* _PROBLEM DESCRIPTION_: Select every line containing the word "content" from the material, and copy those lines.

----------------

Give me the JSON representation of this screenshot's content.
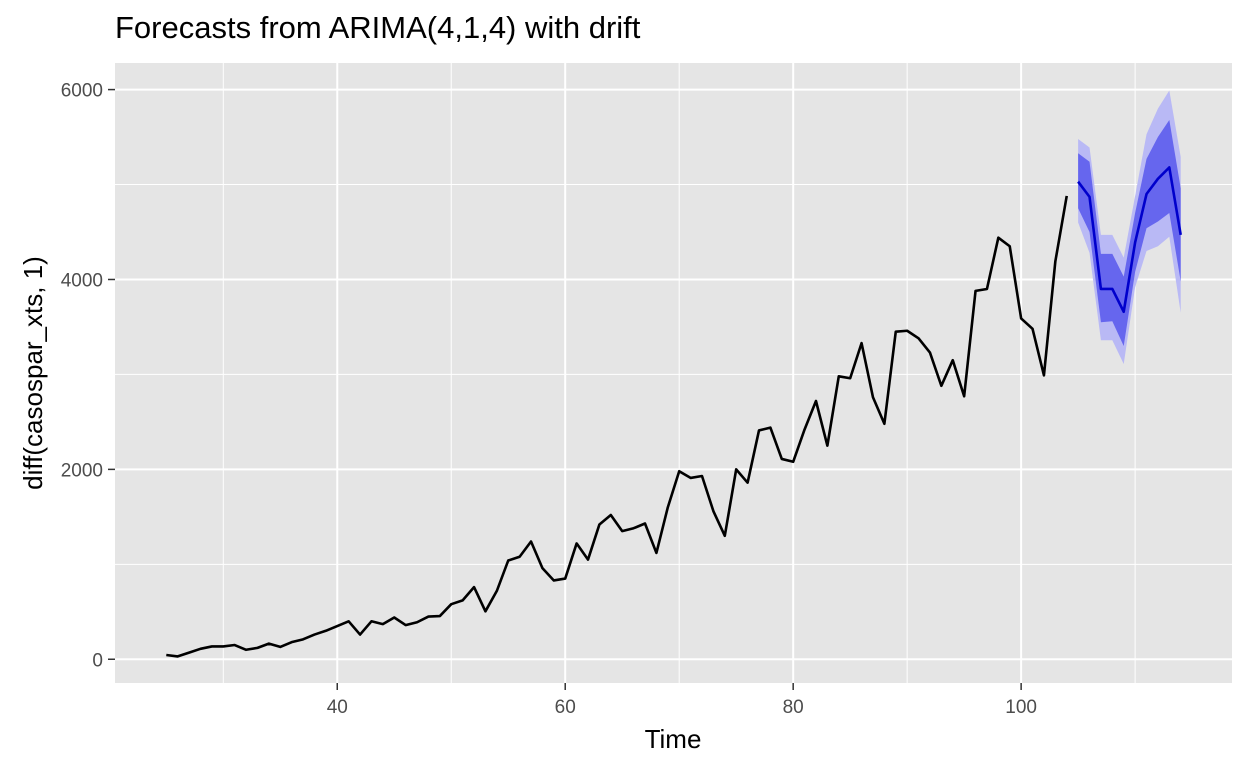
{
  "chart_data": {
    "type": "line",
    "title": "Forecasts from ARIMA(4,1,4) with drift",
    "xlabel": "Time",
    "ylabel": "diff(casospar_xts, 1)",
    "xlim": [
      20.5,
      118.5
    ],
    "ylim": [
      -250,
      6280
    ],
    "x_ticks": [
      40,
      60,
      80,
      100
    ],
    "x_tick_labels": [
      "40",
      "60",
      "80",
      "100"
    ],
    "y_ticks": [
      0,
      2000,
      4000,
      6000
    ],
    "y_tick_labels": [
      "0",
      "2000",
      "4000",
      "6000"
    ],
    "grid": true,
    "legend": "none",
    "colors": {
      "panel": "#e5e5e5",
      "grid": "#ffffff",
      "observed": "#000000",
      "forecast": "#0000cc",
      "band95": "#b9b9f5",
      "band80": "#6666ee"
    },
    "observed": {
      "x": [
        25,
        26,
        27,
        28,
        29,
        30,
        31,
        32,
        33,
        34,
        35,
        36,
        37,
        38,
        39,
        40,
        41,
        42,
        43,
        44,
        45,
        46,
        47,
        48,
        49,
        50,
        51,
        52,
        53,
        54,
        55,
        56,
        57,
        58,
        59,
        60,
        61,
        62,
        63,
        64,
        65,
        66,
        67,
        68,
        69,
        70,
        71,
        72,
        73,
        74,
        75,
        76,
        77,
        78,
        79,
        80,
        81,
        82,
        83,
        84,
        85,
        86,
        87,
        88,
        89,
        90,
        91,
        92,
        93,
        94,
        95,
        96,
        97,
        98,
        99,
        100,
        101,
        102,
        103,
        104
      ],
      "y": [
        45,
        30,
        70,
        110,
        135,
        135,
        150,
        100,
        120,
        165,
        130,
        180,
        210,
        260,
        300,
        350,
        400,
        260,
        400,
        370,
        440,
        360,
        390,
        450,
        455,
        580,
        620,
        760,
        505,
        720,
        1040,
        1080,
        1240,
        960,
        830,
        850,
        1220,
        1050,
        1420,
        1520,
        1350,
        1380,
        1430,
        1120,
        1600,
        1980,
        1910,
        1930,
        1560,
        1300,
        2000,
        1860,
        2410,
        2440,
        2110,
        2080,
        2420,
        2720,
        2250,
        2980,
        2960,
        3330,
        2760,
        2480,
        3450,
        3460,
        3380,
        3230,
        2880,
        3150,
        2770,
        3880,
        3900,
        4440,
        4350,
        3590,
        3480,
        2990,
        4190,
        4880
      ]
    },
    "forecast": {
      "x": [
        105,
        106,
        107,
        108,
        109,
        110,
        111,
        112,
        113,
        114
      ],
      "mean": [
        5030,
        4870,
        3900,
        3900,
        3660,
        4390,
        4900,
        5060,
        5180,
        4470
      ],
      "lo80": [
        4750,
        4500,
        3550,
        3560,
        3300,
        4080,
        4540,
        4610,
        4700,
        3980
      ],
      "hi80": [
        5330,
        5240,
        4270,
        4270,
        4030,
        4700,
        5270,
        5500,
        5680,
        4960
      ],
      "lo95": [
        4600,
        4280,
        3360,
        3360,
        3110,
        3920,
        4300,
        4350,
        4450,
        3650
      ],
      "hi95": [
        5480,
        5390,
        4470,
        4470,
        4230,
        4880,
        5530,
        5800,
        5990,
        5290
      ]
    }
  }
}
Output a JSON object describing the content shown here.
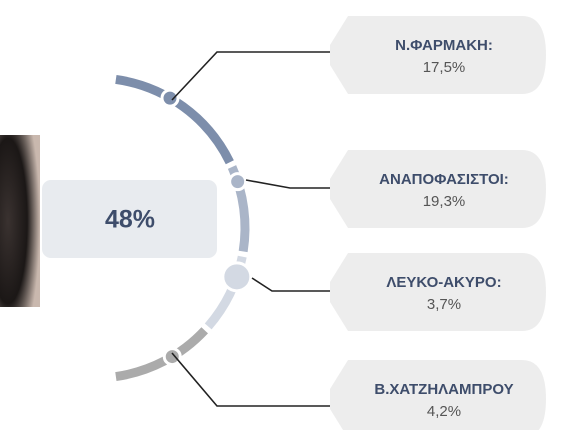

----------------

* _THE OUTPUT_:
Give me the JSON representation of this screenshot's content.
Output a JSON object describing the content shown here.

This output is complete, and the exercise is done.